**Extracted data**
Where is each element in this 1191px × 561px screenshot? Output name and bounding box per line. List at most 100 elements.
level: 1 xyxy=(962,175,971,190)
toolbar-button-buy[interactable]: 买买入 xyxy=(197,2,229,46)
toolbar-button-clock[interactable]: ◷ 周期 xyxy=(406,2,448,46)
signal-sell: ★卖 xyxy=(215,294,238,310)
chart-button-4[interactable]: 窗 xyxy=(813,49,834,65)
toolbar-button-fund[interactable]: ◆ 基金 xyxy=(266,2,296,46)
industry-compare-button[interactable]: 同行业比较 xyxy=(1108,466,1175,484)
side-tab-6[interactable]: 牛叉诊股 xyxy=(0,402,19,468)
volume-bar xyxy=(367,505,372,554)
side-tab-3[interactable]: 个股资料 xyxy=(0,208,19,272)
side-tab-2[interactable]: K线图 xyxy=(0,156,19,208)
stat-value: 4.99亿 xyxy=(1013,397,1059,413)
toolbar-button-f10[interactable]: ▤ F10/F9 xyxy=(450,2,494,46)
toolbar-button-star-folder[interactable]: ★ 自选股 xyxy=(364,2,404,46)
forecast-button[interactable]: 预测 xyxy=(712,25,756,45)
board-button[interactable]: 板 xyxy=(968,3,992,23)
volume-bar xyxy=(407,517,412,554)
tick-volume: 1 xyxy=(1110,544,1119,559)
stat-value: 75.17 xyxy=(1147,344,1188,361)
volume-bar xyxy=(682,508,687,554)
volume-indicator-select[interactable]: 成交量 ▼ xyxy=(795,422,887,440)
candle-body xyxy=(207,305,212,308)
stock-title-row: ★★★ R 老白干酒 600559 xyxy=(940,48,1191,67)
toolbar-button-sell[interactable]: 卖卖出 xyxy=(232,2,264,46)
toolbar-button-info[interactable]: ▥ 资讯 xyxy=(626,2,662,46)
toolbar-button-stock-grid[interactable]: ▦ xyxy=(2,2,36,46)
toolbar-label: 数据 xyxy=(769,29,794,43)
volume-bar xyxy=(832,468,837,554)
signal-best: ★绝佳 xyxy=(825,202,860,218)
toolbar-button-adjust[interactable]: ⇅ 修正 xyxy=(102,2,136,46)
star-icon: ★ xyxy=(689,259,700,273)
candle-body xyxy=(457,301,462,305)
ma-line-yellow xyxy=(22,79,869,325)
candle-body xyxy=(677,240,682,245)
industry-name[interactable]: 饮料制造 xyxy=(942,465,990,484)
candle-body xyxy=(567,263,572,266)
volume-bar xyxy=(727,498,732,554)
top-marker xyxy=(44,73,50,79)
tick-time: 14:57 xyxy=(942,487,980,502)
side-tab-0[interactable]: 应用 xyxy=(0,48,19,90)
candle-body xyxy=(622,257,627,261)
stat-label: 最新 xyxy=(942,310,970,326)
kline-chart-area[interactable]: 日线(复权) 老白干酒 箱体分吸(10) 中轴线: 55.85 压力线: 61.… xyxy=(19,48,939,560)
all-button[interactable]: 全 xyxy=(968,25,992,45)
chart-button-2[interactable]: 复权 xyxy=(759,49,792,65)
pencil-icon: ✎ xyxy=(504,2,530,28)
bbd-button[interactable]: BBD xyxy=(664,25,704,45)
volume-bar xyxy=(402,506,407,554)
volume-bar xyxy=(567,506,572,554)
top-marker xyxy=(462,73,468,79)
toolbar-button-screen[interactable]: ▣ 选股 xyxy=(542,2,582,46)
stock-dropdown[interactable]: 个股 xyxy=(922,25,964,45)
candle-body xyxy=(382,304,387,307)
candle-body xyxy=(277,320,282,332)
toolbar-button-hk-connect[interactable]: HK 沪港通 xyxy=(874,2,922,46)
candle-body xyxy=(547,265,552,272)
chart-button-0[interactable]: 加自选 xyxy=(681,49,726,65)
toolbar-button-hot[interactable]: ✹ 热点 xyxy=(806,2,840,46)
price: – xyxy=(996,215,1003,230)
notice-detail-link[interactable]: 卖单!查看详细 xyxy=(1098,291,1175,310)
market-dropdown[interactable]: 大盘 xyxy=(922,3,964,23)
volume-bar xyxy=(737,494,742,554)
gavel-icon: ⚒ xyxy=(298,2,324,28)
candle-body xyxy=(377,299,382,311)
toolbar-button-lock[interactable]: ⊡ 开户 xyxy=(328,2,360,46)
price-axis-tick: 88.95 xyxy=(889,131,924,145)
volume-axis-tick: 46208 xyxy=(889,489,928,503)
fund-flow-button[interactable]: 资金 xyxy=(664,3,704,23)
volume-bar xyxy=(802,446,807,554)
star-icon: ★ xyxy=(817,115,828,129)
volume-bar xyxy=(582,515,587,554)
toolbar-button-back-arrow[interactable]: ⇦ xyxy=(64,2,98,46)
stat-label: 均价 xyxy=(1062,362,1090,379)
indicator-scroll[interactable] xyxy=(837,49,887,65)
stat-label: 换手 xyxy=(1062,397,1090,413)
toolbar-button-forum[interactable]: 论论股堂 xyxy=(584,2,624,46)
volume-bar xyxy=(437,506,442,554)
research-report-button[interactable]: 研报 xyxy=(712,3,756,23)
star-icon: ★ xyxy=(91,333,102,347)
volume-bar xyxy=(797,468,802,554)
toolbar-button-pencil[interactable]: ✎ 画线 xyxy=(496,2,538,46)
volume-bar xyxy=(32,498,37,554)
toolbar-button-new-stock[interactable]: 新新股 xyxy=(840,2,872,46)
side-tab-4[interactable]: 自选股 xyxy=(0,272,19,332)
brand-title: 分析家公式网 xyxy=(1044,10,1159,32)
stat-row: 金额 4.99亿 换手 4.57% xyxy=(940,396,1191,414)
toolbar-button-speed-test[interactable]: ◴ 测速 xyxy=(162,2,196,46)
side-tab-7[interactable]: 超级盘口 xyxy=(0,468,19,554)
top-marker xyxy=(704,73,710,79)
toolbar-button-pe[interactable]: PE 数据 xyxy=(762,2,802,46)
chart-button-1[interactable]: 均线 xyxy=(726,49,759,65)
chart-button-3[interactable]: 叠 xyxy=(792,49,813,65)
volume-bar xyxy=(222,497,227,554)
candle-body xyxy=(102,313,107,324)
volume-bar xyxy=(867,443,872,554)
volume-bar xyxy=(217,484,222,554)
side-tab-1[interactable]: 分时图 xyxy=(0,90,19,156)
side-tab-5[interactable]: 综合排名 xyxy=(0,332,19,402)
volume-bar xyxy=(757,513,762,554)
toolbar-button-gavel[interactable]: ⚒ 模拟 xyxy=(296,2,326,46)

**Task goal**
Transcribe the lines above without any change, starting from the first line and continuing up to and including the line containing "stat-value: 4.99亿 xyxy=(1013,397,1059,413)".

**Response to this task**
Where is each element in this 1191px × 561px screenshot? Output name and bounding box per line. List at most 100 elements.
level: 1 xyxy=(962,175,971,190)
toolbar-button-buy[interactable]: 买买入 xyxy=(197,2,229,46)
toolbar-button-clock[interactable]: ◷ 周期 xyxy=(406,2,448,46)
signal-sell: ★卖 xyxy=(215,294,238,310)
chart-button-4[interactable]: 窗 xyxy=(813,49,834,65)
toolbar-button-fund[interactable]: ◆ 基金 xyxy=(266,2,296,46)
industry-compare-button[interactable]: 同行业比较 xyxy=(1108,466,1175,484)
side-tab-6[interactable]: 牛叉诊股 xyxy=(0,402,19,468)
volume-bar xyxy=(367,505,372,554)
side-tab-3[interactable]: 个股资料 xyxy=(0,208,19,272)
side-tab-2[interactable]: K线图 xyxy=(0,156,19,208)
stat-value: 4.99亿 xyxy=(1013,397,1059,413)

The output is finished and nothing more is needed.